** Begin Material shown **

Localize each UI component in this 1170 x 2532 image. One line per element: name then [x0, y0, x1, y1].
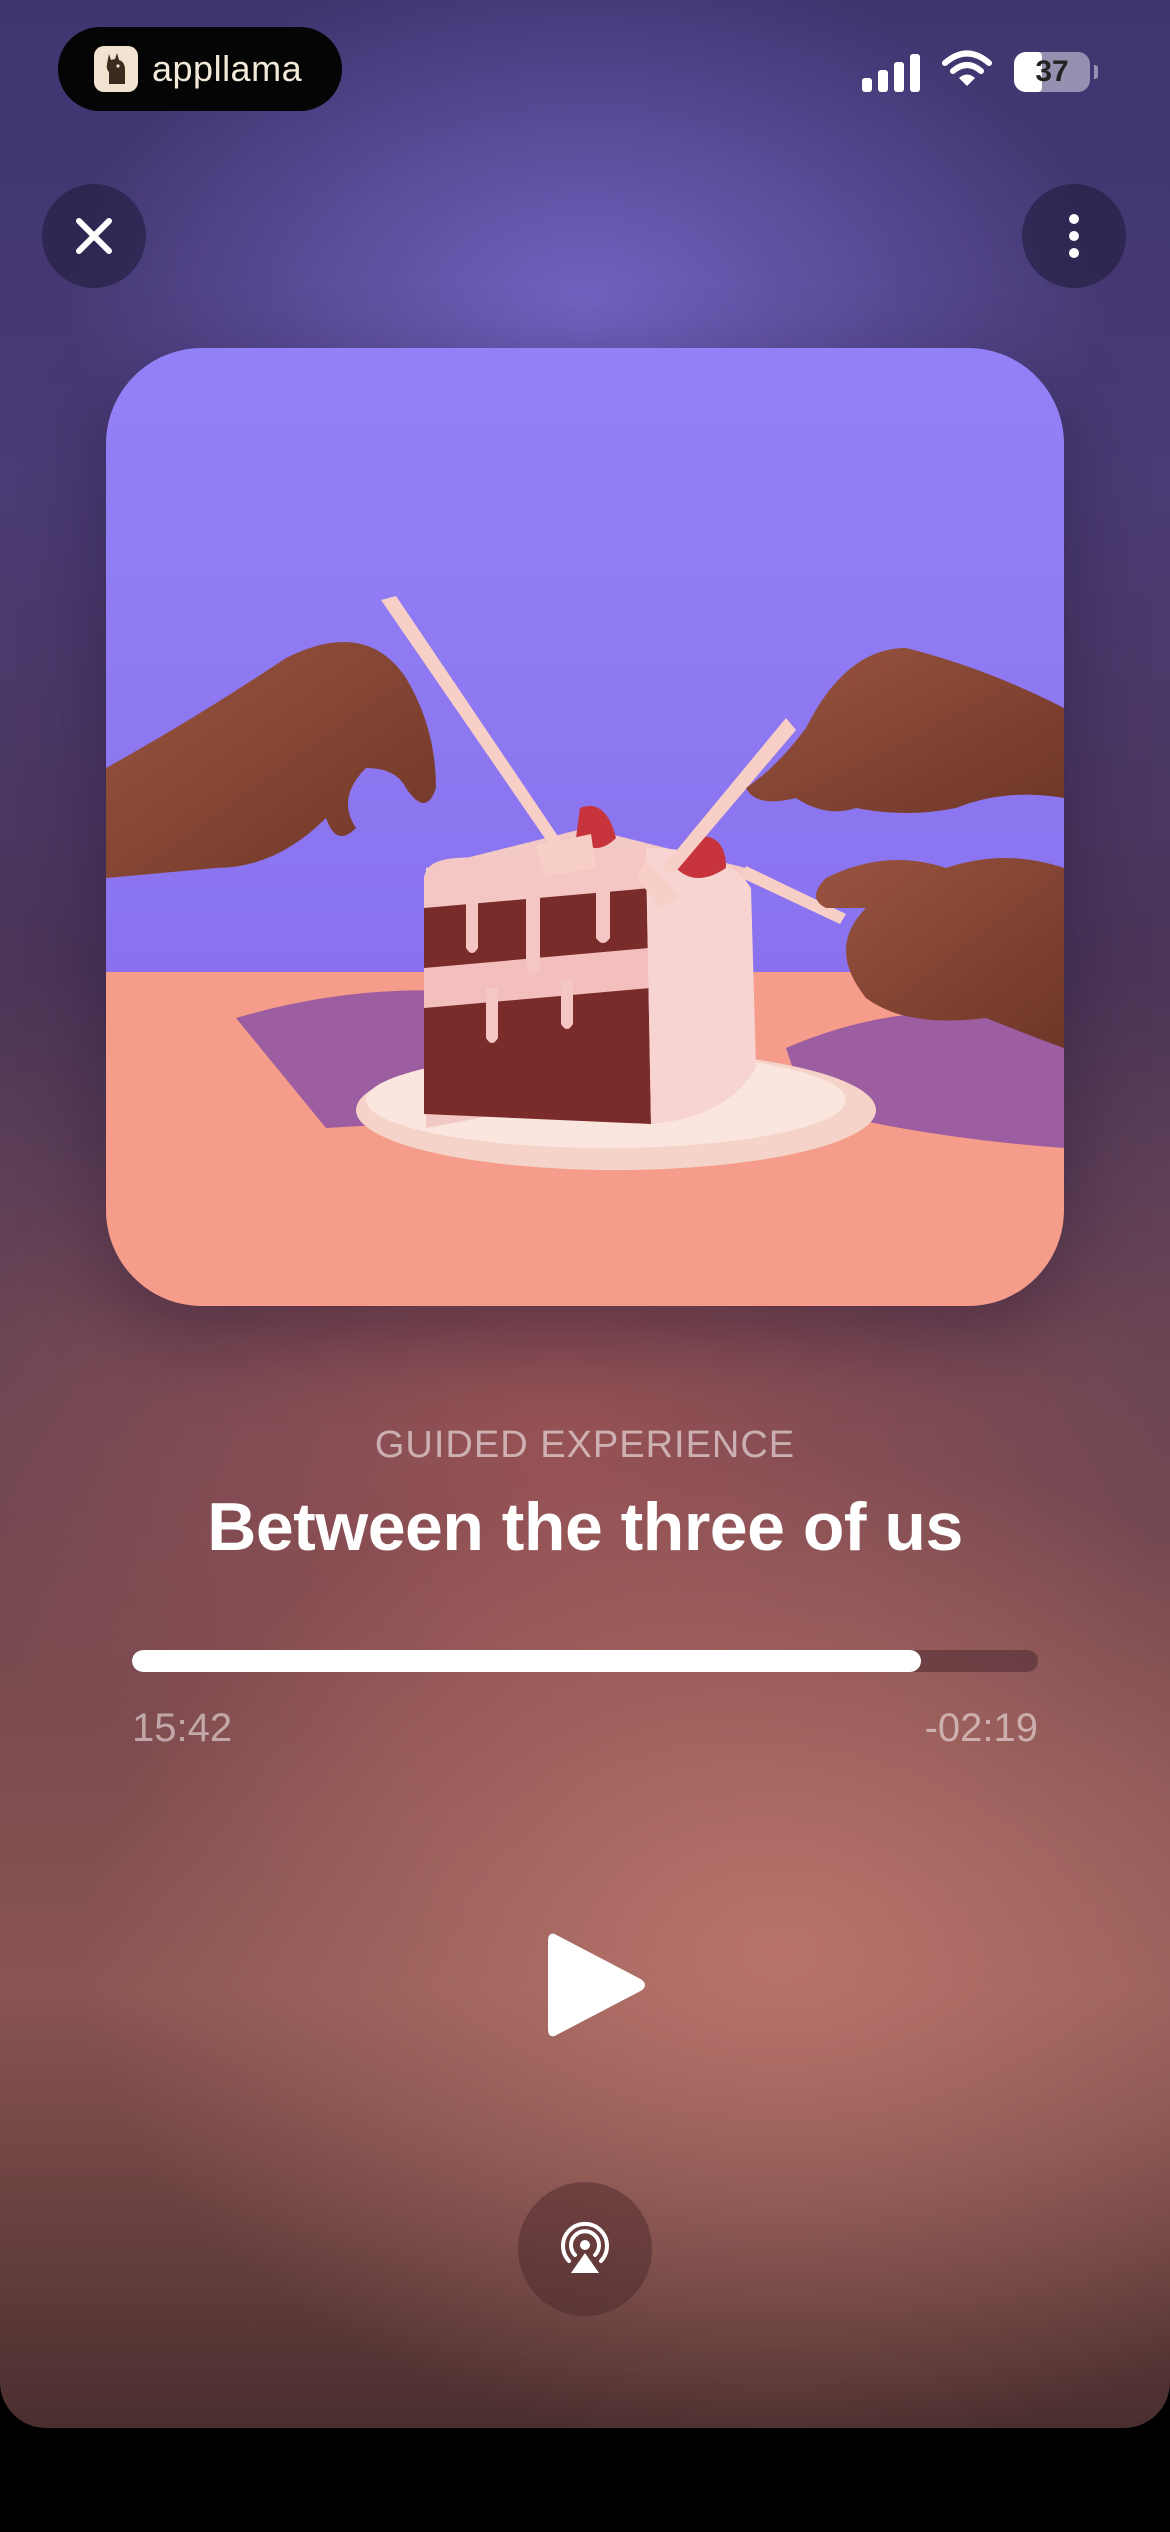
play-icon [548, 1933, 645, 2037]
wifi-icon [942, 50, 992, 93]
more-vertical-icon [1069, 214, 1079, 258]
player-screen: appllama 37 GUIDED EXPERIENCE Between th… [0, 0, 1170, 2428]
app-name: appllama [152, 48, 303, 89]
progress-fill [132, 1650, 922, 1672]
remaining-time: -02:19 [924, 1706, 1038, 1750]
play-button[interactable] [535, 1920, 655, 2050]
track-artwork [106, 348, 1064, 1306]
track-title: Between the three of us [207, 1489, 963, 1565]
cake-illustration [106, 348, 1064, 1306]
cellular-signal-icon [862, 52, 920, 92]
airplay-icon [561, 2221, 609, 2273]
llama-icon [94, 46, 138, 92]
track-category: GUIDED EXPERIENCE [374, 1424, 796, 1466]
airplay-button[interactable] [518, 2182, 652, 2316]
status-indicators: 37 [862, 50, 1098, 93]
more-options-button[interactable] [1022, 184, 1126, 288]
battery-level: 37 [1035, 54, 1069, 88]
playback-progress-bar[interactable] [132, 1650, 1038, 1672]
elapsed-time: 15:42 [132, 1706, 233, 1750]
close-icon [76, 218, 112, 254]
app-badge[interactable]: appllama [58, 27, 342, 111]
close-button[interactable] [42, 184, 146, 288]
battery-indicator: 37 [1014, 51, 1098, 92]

** End Material shown **

◆ Exercise instructions ◆
Rewrite every line of the items above, changing each "interactable" to "clickable" and leaving everything else as it is. Leave out the pictures.

◆ Task output ◆
Localize each UI component in this 1170 x 2532 image. One line per element: name then [x0, y0, x1, y1].
play-icon [548, 1933, 645, 2037]
wifi-icon [942, 50, 992, 93]
more-vertical-icon [1069, 214, 1079, 258]
player-screen: appllama 37 GUIDED EXPERIENCE Between th… [0, 0, 1170, 2428]
app-name: appllama [152, 48, 303, 89]
progress-fill [132, 1650, 922, 1672]
remaining-time: -02:19 [924, 1706, 1038, 1750]
play-button[clickable] [535, 1920, 655, 2050]
track-artwork [106, 348, 1064, 1306]
track-title: Between the three of us [207, 1489, 963, 1565]
cake-illustration [106, 348, 1064, 1306]
cellular-signal-icon [862, 52, 920, 92]
airplay-icon [561, 2221, 609, 2273]
llama-icon [94, 46, 138, 92]
track-category: GUIDED EXPERIENCE [374, 1424, 796, 1466]
airplay-button[clickable] [518, 2182, 652, 2316]
status-indicators: 37 [862, 50, 1098, 93]
more-options-button[clickable] [1022, 184, 1126, 288]
battery-level: 37 [1035, 54, 1069, 88]
playback-progress-bar[clickable] [132, 1650, 1038, 1672]
elapsed-time: 15:42 [132, 1706, 233, 1750]
close-icon [76, 218, 112, 254]
app-badge[clickable]: appllama [58, 27, 342, 111]
close-button[clickable] [42, 184, 146, 288]
battery-indicator: 37 [1014, 51, 1098, 92]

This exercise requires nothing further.